Rewrite the material below with every "Call Back" switched to "Follow Up" and all else unchanged, leaving out the picture.

* BEGIN SOURCE MATERIAL *

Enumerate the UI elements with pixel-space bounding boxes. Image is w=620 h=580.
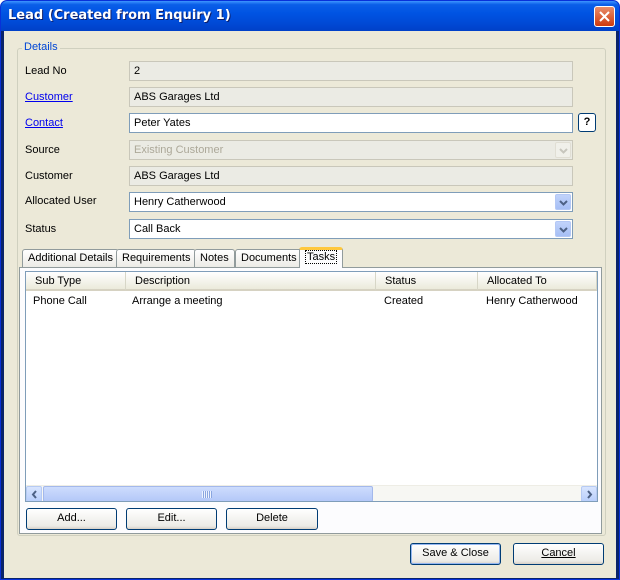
contact-help-button[interactable]: ? <box>578 113 596 132</box>
delete-task-button[interactable]: Delete <box>226 508 318 530</box>
dialog-body: Details Lead No 2 Customer ABS Garages L… <box>4 31 616 578</box>
column-status[interactable]: Status <box>376 272 478 291</box>
customer-name-label: Customer <box>25 170 73 182</box>
allocated-user-label: Allocated User <box>25 195 97 207</box>
contact-link[interactable]: Contact <box>25 117 63 129</box>
status-value: Call Back <box>134 223 181 235</box>
add-task-button[interactable]: Add... <box>26 508 117 530</box>
close-button[interactable] <box>594 6 615 27</box>
status-label: Status <box>25 223 57 235</box>
dialog-window: Lead (Created from Enquiry 1) Details Le… <box>0 0 620 580</box>
column-description[interactable]: Description <box>126 272 376 291</box>
allocated-user-dropdown-button[interactable] <box>555 194 571 210</box>
title-bar[interactable]: Lead (Created from Enquiry 1) <box>1 1 619 31</box>
column-allocated-to[interactable]: Allocated To <box>478 272 597 291</box>
allocated-user-value: Henry Catherwood <box>134 196 226 208</box>
contact-field[interactable]: Peter Yates <box>129 113 573 133</box>
arrow-right-icon <box>587 490 593 499</box>
status-select[interactable]: Call Back <box>129 219 573 239</box>
tab-tasks-label: Tasks <box>305 250 338 264</box>
scroll-grip <box>202 491 212 498</box>
source-value: Existing Customer <box>134 144 224 156</box>
details-legend: Details <box>22 41 60 53</box>
status-dropdown-button[interactable] <box>555 221 571 237</box>
save-close-button[interactable]: Save & Close <box>410 543 501 565</box>
edit-task-button[interactable]: Edit... <box>126 508 217 530</box>
allocated-user-select[interactable]: Henry Catherwood <box>129 192 573 212</box>
cell-sub-type: Phone Call <box>33 295 87 307</box>
chevron-down-icon <box>559 148 568 154</box>
horizontal-scrollbar[interactable] <box>26 485 597 501</box>
scroll-left-button[interactable] <box>26 486 42 501</box>
cancel-button[interactable]: Cancel <box>513 543 604 565</box>
scroll-right-button[interactable] <box>581 486 597 501</box>
tab-requirements[interactable]: Requirements <box>116 249 197 267</box>
column-sub-type[interactable]: Sub Type <box>26 272 126 291</box>
close-icon <box>599 11 610 22</box>
tasks-panel: Sub Type Description Status Allocated To… <box>19 267 602 534</box>
tab-tasks[interactable]: Tasks <box>299 247 344 268</box>
tab-notes[interactable]: Notes <box>194 249 235 267</box>
arrow-left-icon <box>31 490 37 499</box>
tab-additional-details[interactable]: Additional Details <box>22 249 119 267</box>
cell-status: Created <box>384 295 424 307</box>
source-label: Source <box>25 144 60 156</box>
lead-no-field: 2 <box>129 61 573 81</box>
scroll-thumb[interactable] <box>43 486 373 501</box>
tasks-list-header: Sub Type Description Status Allocated To <box>26 272 597 291</box>
source-dropdown-button <box>555 142 571 158</box>
table-row[interactable]: Phone Call Arrange a meeting Created Hen… <box>26 293 597 310</box>
window-title: Lead (Created from Enquiry 1) <box>8 8 231 23</box>
chevron-down-icon <box>559 200 568 206</box>
source-select: Existing Customer <box>129 140 573 160</box>
chevron-down-icon <box>559 227 568 233</box>
tab-documents[interactable]: Documents <box>235 249 303 267</box>
tasks-list[interactable]: Sub Type Description Status Allocated To… <box>25 271 598 502</box>
customer-field: ABS Garages Ltd <box>129 87 573 107</box>
cancel-button-label: Cancel <box>541 547 576 559</box>
customer-link[interactable]: Customer <box>25 91 73 103</box>
cell-allocated-to: Henry Catherwood <box>486 295 578 307</box>
customer-name-field: ABS Garages Ltd <box>129 166 573 186</box>
cell-description: Arrange a meeting <box>132 295 223 307</box>
lead-no-label: Lead No <box>25 65 67 77</box>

* END SOURCE MATERIAL *

• TASK RESULT
Enumerate the UI elements with pixel-space bounding boxes. Image is w=620 h=580.
contact-help-button[interactable]: ? <box>578 113 596 132</box>
delete-task-button[interactable]: Delete <box>226 508 318 530</box>
dialog-body: Details Lead No 2 Customer ABS Garages L… <box>4 31 616 578</box>
column-status[interactable]: Status <box>376 272 478 291</box>
customer-name-label: Customer <box>25 170 73 182</box>
allocated-user-label: Allocated User <box>25 195 97 207</box>
contact-link[interactable]: Contact <box>25 117 63 129</box>
status-value: Follow Up <box>134 223 181 235</box>
add-task-button[interactable]: Add... <box>26 508 117 530</box>
close-button[interactable] <box>594 6 615 27</box>
status-label: Status <box>25 223 57 235</box>
dialog-window: Lead (Created from Enquiry 1) Details Le… <box>0 0 620 580</box>
column-description[interactable]: Description <box>126 272 376 291</box>
allocated-user-dropdown-button[interactable] <box>555 194 571 210</box>
title-bar[interactable]: Lead (Created from Enquiry 1) <box>1 1 619 31</box>
column-allocated-to[interactable]: Allocated To <box>478 272 597 291</box>
allocated-user-value: Henry Catherwood <box>134 196 226 208</box>
contact-field[interactable]: Peter Yates <box>129 113 573 133</box>
arrow-right-icon <box>587 490 593 499</box>
status-select[interactable]: Follow Up <box>129 219 573 239</box>
tab-tasks-label: Tasks <box>305 250 338 264</box>
scroll-grip <box>202 491 212 498</box>
source-value: Existing Customer <box>134 144 224 156</box>
details-legend: Details <box>22 41 60 53</box>
status-dropdown-button[interactable] <box>555 221 571 237</box>
save-close-button[interactable]: Save & Close <box>410 543 501 565</box>
edit-task-button[interactable]: Edit... <box>126 508 217 530</box>
allocated-user-select[interactable]: Henry Catherwood <box>129 192 573 212</box>
cell-sub-type: Phone Call <box>33 295 87 307</box>
chevron-down-icon <box>559 148 568 154</box>
horizontal-scrollbar[interactable] <box>26 485 597 501</box>
scroll-left-button[interactable] <box>26 486 42 501</box>
cancel-button[interactable]: Cancel <box>513 543 604 565</box>
scroll-right-button[interactable] <box>581 486 597 501</box>
tab-requirements[interactable]: Requirements <box>116 249 197 267</box>
column-sub-type[interactable]: Sub Type <box>26 272 126 291</box>
close-icon <box>599 11 610 22</box>
tasks-panel: Sub Type Description Status Allocated To… <box>19 267 602 534</box>
tab-tasks[interactable]: Tasks <box>299 247 344 268</box>
tab-notes[interactable]: Notes <box>194 249 235 267</box>
arrow-left-icon <box>31 490 37 499</box>
tab-additional-details[interactable]: Additional Details <box>22 249 119 267</box>
cell-status: Created <box>384 295 424 307</box>
source-label: Source <box>25 144 60 156</box>
lead-no-field: 2 <box>129 61 573 81</box>
scroll-thumb[interactable] <box>43 486 373 501</box>
tasks-list-header: Sub Type Description Status Allocated To <box>26 272 597 291</box>
source-dropdown-button <box>555 142 571 158</box>
table-row[interactable]: Phone Call Arrange a meeting Created Hen… <box>26 293 597 310</box>
window-title: Lead (Created from Enquiry 1) <box>8 8 231 23</box>
chevron-down-icon <box>559 200 568 206</box>
source-select: Existing Customer <box>129 140 573 160</box>
chevron-down-icon <box>559 227 568 233</box>
tab-documents[interactable]: Documents <box>235 249 303 267</box>
tasks-list[interactable]: Sub Type Description Status Allocated To… <box>25 271 598 502</box>
customer-field: ABS Garages Ltd <box>129 87 573 107</box>
cancel-button-label: Cancel <box>541 547 576 559</box>
customer-link[interactable]: Customer <box>25 91 73 103</box>
cell-allocated-to: Henry Catherwood <box>486 295 578 307</box>
customer-name-field: ABS Garages Ltd <box>129 166 573 186</box>
cell-description: Arrange a meeting <box>132 295 223 307</box>
lead-no-label: Lead No <box>25 65 67 77</box>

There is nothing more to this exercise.